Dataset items
****************
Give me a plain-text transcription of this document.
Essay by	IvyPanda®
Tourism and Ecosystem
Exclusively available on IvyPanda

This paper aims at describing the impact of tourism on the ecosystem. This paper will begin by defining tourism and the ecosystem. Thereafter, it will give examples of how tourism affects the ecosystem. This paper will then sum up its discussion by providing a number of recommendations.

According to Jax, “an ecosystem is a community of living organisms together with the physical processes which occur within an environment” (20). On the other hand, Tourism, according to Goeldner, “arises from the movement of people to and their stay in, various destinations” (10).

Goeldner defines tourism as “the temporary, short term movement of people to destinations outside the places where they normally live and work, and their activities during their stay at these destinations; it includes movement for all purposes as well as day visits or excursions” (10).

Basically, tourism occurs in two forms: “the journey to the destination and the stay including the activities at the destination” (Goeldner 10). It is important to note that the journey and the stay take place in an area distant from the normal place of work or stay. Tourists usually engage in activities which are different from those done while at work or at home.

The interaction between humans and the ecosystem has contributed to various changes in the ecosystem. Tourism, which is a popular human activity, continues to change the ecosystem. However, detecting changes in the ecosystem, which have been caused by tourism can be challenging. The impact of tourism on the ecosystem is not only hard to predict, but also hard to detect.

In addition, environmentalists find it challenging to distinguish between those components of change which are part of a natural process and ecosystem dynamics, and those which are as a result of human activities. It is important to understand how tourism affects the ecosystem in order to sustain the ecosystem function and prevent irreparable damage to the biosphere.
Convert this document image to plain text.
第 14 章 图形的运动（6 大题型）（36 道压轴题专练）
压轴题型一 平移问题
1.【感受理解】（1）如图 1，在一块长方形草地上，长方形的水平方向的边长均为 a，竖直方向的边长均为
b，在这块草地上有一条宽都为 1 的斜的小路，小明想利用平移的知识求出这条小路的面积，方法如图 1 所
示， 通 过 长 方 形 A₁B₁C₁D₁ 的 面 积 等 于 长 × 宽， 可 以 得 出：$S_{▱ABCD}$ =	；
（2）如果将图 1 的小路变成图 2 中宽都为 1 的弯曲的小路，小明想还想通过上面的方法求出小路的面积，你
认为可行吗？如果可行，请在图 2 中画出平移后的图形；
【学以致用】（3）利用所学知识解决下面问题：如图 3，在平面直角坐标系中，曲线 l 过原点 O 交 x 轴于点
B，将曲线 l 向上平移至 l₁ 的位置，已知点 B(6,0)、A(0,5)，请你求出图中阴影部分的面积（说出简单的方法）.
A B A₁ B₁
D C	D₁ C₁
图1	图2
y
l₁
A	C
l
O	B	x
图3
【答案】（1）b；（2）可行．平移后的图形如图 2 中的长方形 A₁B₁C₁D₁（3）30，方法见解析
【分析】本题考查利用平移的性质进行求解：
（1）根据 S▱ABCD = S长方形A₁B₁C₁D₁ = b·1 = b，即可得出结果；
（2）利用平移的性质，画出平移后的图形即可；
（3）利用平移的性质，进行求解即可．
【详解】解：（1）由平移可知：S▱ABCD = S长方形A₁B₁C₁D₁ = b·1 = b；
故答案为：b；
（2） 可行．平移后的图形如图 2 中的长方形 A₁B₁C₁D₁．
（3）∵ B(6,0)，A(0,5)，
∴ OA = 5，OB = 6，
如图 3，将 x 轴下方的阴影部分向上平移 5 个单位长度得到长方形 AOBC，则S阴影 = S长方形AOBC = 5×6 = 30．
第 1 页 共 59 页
****************
Look through the records and gather each line with the word "S长方形A₁B₁C₁D₁".

（1）根据 S▱ABCD = S长方形A₁B₁C₁D₁ = b·1 = b，即可得出结果；
【详解】解：（1）由平移可知：S▱ABCD = S长方形A₁B₁C₁D₁ = b·1 = b；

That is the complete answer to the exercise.